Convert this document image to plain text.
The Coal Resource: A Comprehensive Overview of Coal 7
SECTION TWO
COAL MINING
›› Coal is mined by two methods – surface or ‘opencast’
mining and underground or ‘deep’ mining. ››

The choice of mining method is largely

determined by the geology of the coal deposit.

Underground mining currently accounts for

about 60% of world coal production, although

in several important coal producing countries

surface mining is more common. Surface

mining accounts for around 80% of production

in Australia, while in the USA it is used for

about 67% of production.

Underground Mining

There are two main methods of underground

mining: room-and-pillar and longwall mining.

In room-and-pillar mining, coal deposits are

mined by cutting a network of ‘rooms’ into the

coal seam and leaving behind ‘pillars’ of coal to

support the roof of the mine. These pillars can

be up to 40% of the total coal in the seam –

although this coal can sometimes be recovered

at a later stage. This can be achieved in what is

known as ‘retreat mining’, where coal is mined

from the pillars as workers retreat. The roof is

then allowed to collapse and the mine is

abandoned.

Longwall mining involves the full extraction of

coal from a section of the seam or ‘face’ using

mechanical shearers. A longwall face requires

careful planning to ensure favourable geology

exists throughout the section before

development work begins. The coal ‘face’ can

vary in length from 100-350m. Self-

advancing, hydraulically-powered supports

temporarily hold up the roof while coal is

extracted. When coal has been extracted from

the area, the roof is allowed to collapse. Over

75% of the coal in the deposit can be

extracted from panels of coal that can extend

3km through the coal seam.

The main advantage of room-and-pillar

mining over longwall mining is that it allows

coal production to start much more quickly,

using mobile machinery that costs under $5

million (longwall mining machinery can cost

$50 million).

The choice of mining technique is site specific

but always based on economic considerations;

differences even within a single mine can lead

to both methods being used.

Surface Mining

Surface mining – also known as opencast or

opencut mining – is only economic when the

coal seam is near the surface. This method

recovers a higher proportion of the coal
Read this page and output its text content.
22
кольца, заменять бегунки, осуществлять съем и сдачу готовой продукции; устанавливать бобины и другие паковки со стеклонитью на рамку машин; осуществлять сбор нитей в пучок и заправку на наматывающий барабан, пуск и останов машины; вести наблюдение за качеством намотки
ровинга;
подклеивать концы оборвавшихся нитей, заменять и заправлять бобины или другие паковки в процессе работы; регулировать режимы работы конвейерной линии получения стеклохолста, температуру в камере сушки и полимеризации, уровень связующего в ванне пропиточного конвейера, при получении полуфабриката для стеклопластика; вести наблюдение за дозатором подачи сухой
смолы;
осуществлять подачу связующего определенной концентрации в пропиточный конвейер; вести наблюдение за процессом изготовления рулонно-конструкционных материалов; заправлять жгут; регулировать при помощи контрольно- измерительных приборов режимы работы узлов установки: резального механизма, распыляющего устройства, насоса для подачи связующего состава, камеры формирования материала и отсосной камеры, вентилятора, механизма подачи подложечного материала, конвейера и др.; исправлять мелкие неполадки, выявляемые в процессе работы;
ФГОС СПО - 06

___

= Brief =
Copy out all lines above that include the string "geology".

= Answer to this task =
determined by the geology of the coal deposit.
careful planning to ensure favourable geology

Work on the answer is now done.